**What is needed:**
Print the whole listing exactly.

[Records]

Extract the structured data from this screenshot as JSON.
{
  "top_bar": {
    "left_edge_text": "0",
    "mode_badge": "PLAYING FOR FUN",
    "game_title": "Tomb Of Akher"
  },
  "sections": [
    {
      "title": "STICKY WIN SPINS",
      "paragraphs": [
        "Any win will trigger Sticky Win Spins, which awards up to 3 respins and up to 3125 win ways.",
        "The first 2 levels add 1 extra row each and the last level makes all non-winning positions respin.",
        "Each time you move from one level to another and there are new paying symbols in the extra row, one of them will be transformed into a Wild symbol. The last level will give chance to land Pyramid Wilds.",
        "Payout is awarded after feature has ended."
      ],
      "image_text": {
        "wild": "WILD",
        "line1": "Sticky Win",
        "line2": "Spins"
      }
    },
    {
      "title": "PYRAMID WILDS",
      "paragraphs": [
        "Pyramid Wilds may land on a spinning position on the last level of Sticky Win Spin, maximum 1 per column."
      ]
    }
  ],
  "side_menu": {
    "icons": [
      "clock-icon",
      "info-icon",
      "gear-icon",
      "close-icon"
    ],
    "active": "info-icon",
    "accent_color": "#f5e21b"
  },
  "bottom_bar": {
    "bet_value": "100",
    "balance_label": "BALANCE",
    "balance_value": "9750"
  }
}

**Response to the exercise:**
Extract the structured data from this screenshot as JSON.
{
  "top_bar": {
    "left_edge_text": "0",
    "mode_badge": "PLAYING FOR FUN",
    "game_title": "Tomb Of Akher"
  },
  "sections": [
    {
      "title": "STICKY WIN SPINS",
      "paragraphs": [
        "Any win will trigger Sticky Win Spins, which awards up to 3 respins and up to 3125 win ways.",
        "The first 2 levels add 1 extra row each and the last level makes all non-winning positions respin.",
        "Each time you move from one level to another and there are new paying symbols in the extra row, one of them will be transformed into a Wild symbol. The last level will give chance to land Pyramid Wilds.",
        "Payout is awarded after feature has ended."
      ],
      "image_text": {
        "wild": "WILD",
        "line1": "Sticky Win",
        "line2": "Spins"
      }
    },
    {
      "title": "PYRAMID WILDS",
      "paragraphs": [
        "Pyramid Wilds may land on a spinning position on the last level of Sticky Win Spin, maximum 1 per column."
      ]
    }
  ],
  "side_menu": {
    "icons": [
      "clock-icon",
      "info-icon",
      "gear-icon",
      "close-icon"
    ],
    "active": "info-icon",
    "accent_color": "#f5e21b"
  },
  "bottom_bar": {
    "bet_value": "100",
    "balance_label": "BALANCE",
    "balance_value": "9750"
  }
}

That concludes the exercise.